Keep every line where the word "globe" appears; drop the rest.

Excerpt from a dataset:

>> start

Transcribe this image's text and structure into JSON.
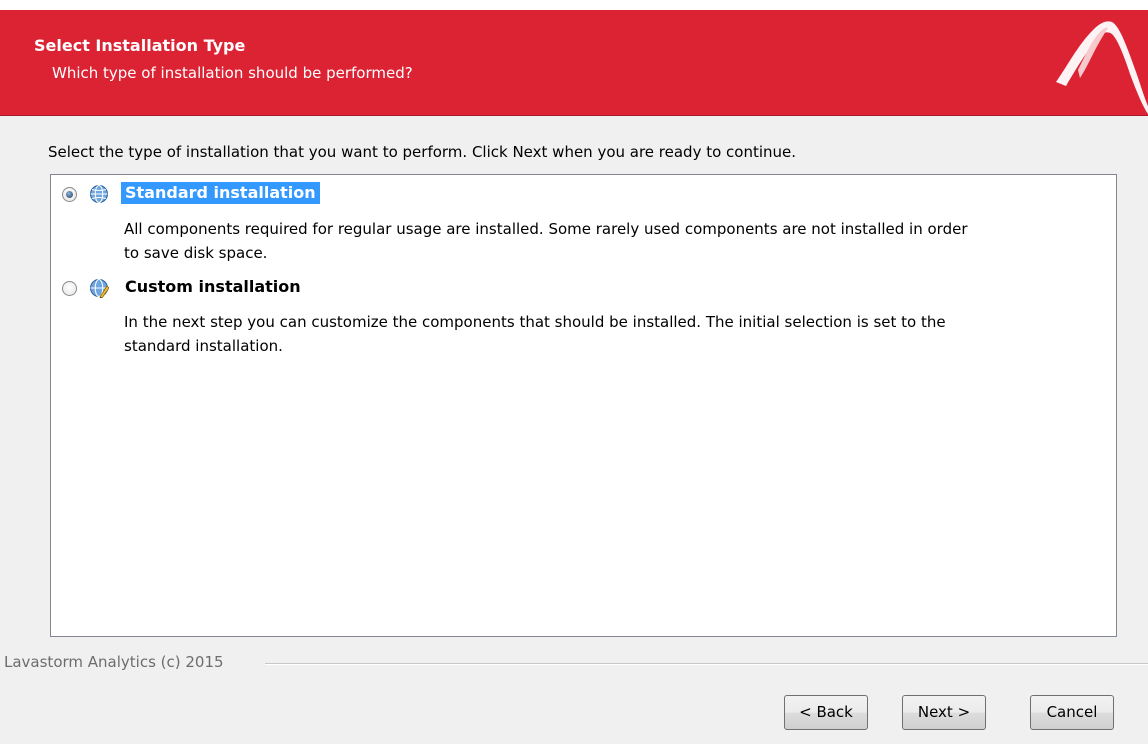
{
  "header": {
    "title": "Select Installation Type",
    "subtitle": "Which type of installation should be performed?",
    "background_color": "#dc2334",
    "logo_icon": "lavastorm-logo-icon"
  },
  "instruction": "Select the type of installation that you want to perform. Click Next when you are ready to continue.",
  "options": [
    {
      "label": "Standard installation",
      "description_line1": "All components required for regular usage are installed. Some rarely used components are not installed in order",
      "description_line2": "to save disk space.",
      "selected": true,
      "icon": "globe-icon"
    },
    {
      "label": "Custom installation",
      "description_line1": "In the next step you can customize the components that should be installed. The initial selection is set to the",
      "description_line2": "standard installation.",
      "selected": false,
      "icon": "globe-pencil-icon"
    }
  ],
  "footer": {
    "copyright": "Lavastorm Analytics (c) 2015"
  },
  "buttons": {
    "back": "< Back",
    "next": "Next >",
    "cancel": "Cancel"
  }
}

>> end

**Result of this task:**
      "icon": "globe-icon"
      "icon": "globe-pencil-icon"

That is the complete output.